* _What is asked_
Transcribe the data in full and exactly, omitting any pictures.

-- start of Material shown --

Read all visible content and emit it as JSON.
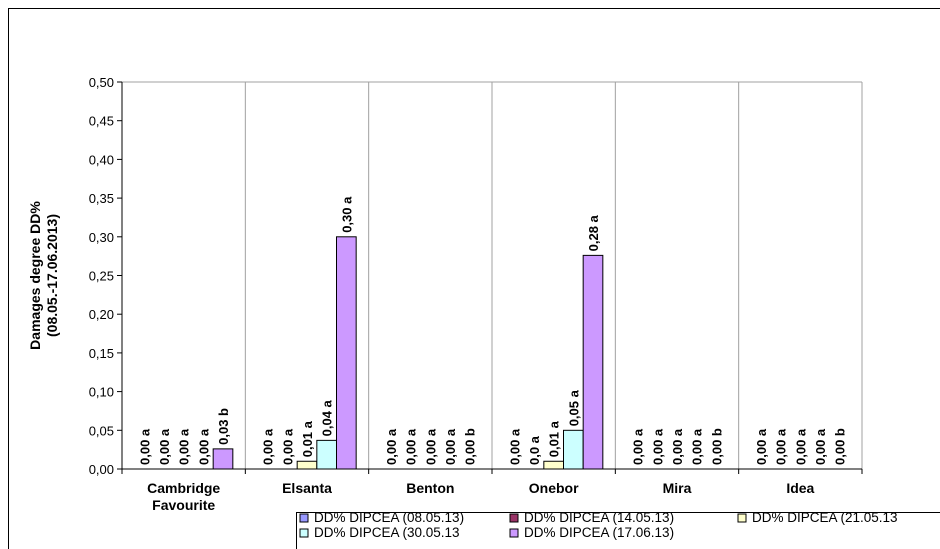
{
  "chart_data": {
    "type": "bar",
    "ylabel": [
      "Damages degree DD%",
      "(08.05.-17.06.2013)"
    ],
    "categories": [
      "Cambridge Favourite",
      "Elsanta",
      "Benton",
      "Onebor",
      "Mira",
      "Idea"
    ],
    "series": [
      {
        "name": "DD% DIPCEA (08.05.13)",
        "color": "#9999ff",
        "values": [
          0,
          0,
          0,
          0,
          0,
          0
        ],
        "value_labels": [
          "0,00 a",
          "0,00 a",
          "0,00 a",
          "0,00 a",
          "0,00 a",
          "0,00 a"
        ]
      },
      {
        "name": "DD% DIPCEA (14.05.13)",
        "color": "#993366",
        "values": [
          0,
          0,
          0,
          0,
          0,
          0
        ],
        "value_labels": [
          "0,00 a",
          "0,00 a",
          "0,00 a",
          "0,0 a",
          "0,00 a",
          "0,00 a"
        ]
      },
      {
        "name": "DD% DIPCEA (21.05.13",
        "color": "#ffffcc",
        "values": [
          0,
          0.01,
          0,
          0.01,
          0,
          0
        ],
        "value_labels": [
          "0,00 a",
          "0,01 a",
          "0,00 a",
          "0,01 a",
          "0,00 a",
          "0,00 a"
        ]
      },
      {
        "name": "DD% DIPCEA (30.05.13",
        "color": "#ccffff",
        "values": [
          0,
          0.037,
          0,
          0.05,
          0,
          0
        ],
        "value_labels": [
          "0,00 a",
          "0,04 a",
          "0,00 a",
          "0,05 a",
          "0,00 a",
          "0,00 a"
        ]
      },
      {
        "name": "DD% DIPCEA (17.06.13)",
        "color": "#cc99ff",
        "values": [
          0.026,
          0.3,
          0,
          0.276,
          0,
          0
        ],
        "value_labels": [
          "0,03 b",
          "0,30 a",
          "0,00 b",
          "0,28 a",
          "0,00 b",
          "0,00 b"
        ]
      }
    ],
    "ylim": [
      0,
      0.5
    ],
    "yticks": [
      {
        "value": 0,
        "label": "0,00"
      },
      {
        "value": 0.05,
        "label": "0,05"
      },
      {
        "value": 0.1,
        "label": "0,10"
      },
      {
        "value": 0.15,
        "label": "0,15"
      },
      {
        "value": 0.2,
        "label": "0,20"
      },
      {
        "value": 0.25,
        "label": "0,25"
      },
      {
        "value": 0.3,
        "label": "0,30"
      },
      {
        "value": 0.35,
        "label": "0,35"
      },
      {
        "value": 0.4,
        "label": "0,40"
      },
      {
        "value": 0.45,
        "label": "0,45"
      },
      {
        "value": 0.5,
        "label": "0,50"
      }
    ],
    "grid": true
  }
}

-- end of Material shown --

* _The completed task_
Read all visible content and emit it as JSON.
{
  "chart_data": {
    "type": "bar",
    "ylabel": [
      "Damages degree DD%",
      "(08.05.-17.06.2013)"
    ],
    "categories": [
      "Cambridge Favourite",
      "Elsanta",
      "Benton",
      "Onebor",
      "Mira",
      "Idea"
    ],
    "series": [
      {
        "name": "DD% DIPCEA (08.05.13)",
        "color": "#9999ff",
        "values": [
          0,
          0,
          0,
          0,
          0,
          0
        ],
        "value_labels": [
          "0,00 a",
          "0,00 a",
          "0,00 a",
          "0,00 a",
          "0,00 a",
          "0,00 a"
        ]
      },
      {
        "name": "DD% DIPCEA (14.05.13)",
        "color": "#993366",
        "values": [
          0,
          0,
          0,
          0,
          0,
          0
        ],
        "value_labels": [
          "0,00 a",
          "0,00 a",
          "0,00 a",
          "0,0 a",
          "0,00 a",
          "0,00 a"
        ]
      },
      {
        "name": "DD% DIPCEA (21.05.13",
        "color": "#ffffcc",
        "values": [
          0,
          0.01,
          0,
          0.01,
          0,
          0
        ],
        "value_labels": [
          "0,00 a",
          "0,01 a",
          "0,00 a",
          "0,01 a",
          "0,00 a",
          "0,00 a"
        ]
      },
      {
        "name": "DD% DIPCEA (30.05.13",
        "color": "#ccffff",
        "values": [
          0,
          0.037,
          0,
          0.05,
          0,
          0
        ],
        "value_labels": [
          "0,00 a",
          "0,04 a",
          "0,00 a",
          "0,05 a",
          "0,00 a",
          "0,00 a"
        ]
      },
      {
        "name": "DD% DIPCEA (17.06.13)",
        "color": "#cc99ff",
        "values": [
          0.026,
          0.3,
          0,
          0.276,
          0,
          0
        ],
        "value_labels": [
          "0,03 b",
          "0,30 a",
          "0,00 b",
          "0,28 a",
          "0,00 b",
          "0,00 b"
        ]
      }
    ],
    "ylim": [
      0,
      0.5
    ],
    "yticks": [
      {
        "value": 0,
        "label": "0,00"
      },
      {
        "value": 0.05,
        "label": "0,05"
      },
      {
        "value": 0.1,
        "label": "0,10"
      },
      {
        "value": 0.15,
        "label": "0,15"
      },
      {
        "value": 0.2,
        "label": "0,20"
      },
      {
        "value": 0.25,
        "label": "0,25"
      },
      {
        "value": 0.3,
        "label": "0,30"
      },
      {
        "value": 0.35,
        "label": "0,35"
      },
      {
        "value": 0.4,
        "label": "0,40"
      },
      {
        "value": 0.45,
        "label": "0,45"
      },
      {
        "value": 0.5,
        "label": "0,50"
      }
    ],
    "grid": true
  }
}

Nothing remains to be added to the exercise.